Items from a figure collection =
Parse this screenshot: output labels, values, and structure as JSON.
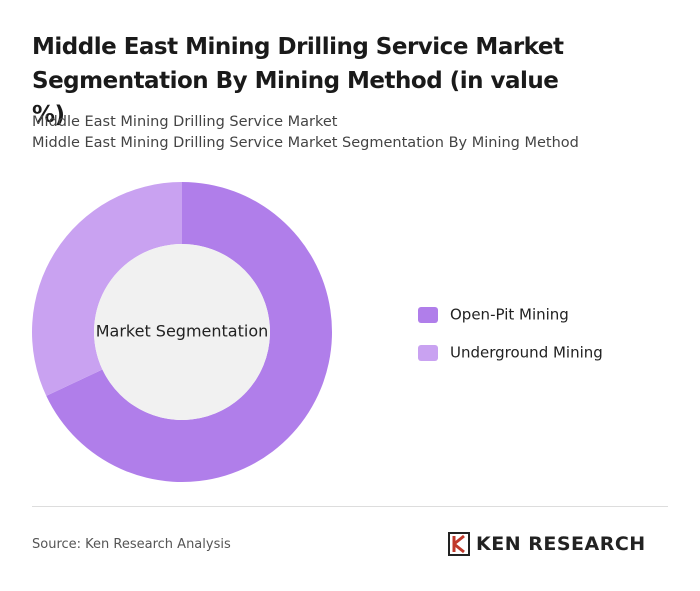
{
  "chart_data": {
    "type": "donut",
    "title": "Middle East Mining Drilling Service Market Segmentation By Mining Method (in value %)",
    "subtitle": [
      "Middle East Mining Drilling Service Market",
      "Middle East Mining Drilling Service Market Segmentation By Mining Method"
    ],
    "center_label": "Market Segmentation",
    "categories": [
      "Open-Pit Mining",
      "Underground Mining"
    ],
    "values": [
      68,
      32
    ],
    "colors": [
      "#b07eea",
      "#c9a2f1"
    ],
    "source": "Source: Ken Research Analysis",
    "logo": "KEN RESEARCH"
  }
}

--

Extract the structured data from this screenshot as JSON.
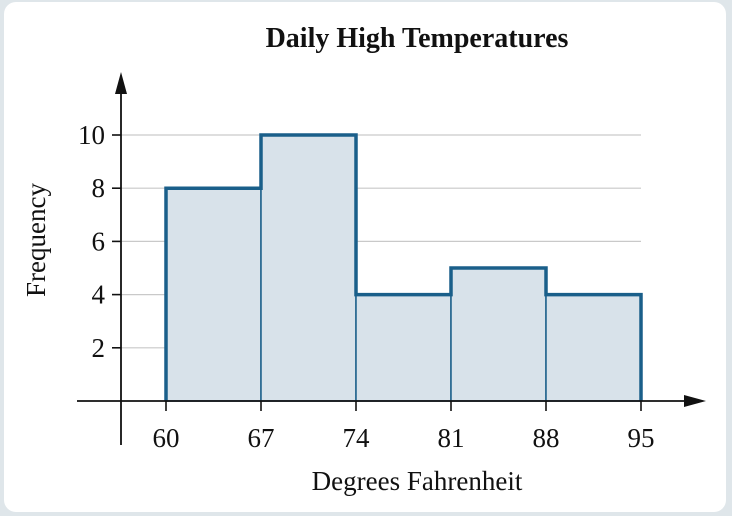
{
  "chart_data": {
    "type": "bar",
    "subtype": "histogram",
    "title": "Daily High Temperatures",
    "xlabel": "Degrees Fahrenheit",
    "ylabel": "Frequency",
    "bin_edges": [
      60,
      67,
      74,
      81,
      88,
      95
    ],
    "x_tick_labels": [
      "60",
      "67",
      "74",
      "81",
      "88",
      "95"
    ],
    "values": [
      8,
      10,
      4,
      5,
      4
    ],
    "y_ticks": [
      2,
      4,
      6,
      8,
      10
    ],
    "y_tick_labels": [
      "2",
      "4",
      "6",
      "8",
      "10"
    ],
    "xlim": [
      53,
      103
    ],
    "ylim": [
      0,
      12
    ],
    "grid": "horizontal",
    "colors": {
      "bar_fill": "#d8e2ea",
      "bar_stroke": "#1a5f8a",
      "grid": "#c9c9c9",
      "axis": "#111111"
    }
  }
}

* * *

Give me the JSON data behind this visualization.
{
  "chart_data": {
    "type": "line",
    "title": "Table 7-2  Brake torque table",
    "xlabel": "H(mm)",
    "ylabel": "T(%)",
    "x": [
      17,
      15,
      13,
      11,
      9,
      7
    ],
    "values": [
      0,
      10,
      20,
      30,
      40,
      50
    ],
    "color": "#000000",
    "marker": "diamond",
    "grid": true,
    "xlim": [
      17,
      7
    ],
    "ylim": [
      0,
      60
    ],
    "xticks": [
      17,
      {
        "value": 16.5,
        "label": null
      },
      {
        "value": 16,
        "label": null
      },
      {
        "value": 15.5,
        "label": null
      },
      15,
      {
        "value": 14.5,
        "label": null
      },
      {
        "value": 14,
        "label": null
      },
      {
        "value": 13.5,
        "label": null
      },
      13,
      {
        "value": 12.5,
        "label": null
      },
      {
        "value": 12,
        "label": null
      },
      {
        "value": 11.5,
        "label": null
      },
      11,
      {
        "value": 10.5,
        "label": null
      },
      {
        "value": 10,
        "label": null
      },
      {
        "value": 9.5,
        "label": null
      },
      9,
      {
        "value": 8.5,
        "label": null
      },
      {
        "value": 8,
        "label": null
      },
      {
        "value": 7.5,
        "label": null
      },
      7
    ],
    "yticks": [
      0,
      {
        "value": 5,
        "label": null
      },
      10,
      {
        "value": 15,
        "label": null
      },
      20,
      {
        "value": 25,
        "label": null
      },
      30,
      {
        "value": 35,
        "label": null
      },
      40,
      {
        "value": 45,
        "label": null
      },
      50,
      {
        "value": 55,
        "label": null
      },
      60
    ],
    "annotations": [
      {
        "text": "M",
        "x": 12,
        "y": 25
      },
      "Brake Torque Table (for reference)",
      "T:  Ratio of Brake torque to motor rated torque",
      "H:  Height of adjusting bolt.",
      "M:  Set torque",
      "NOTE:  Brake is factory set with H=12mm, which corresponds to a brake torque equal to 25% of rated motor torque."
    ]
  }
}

AIM =
Show every line in the entries where the string "JSON" occurs.

RIGHT ANSWER =
Parse this screenshot: output labels, values, and structure as JSON.
Extract the structured data from this screenshot as JSON.
Give me the JSON data behind this visualization.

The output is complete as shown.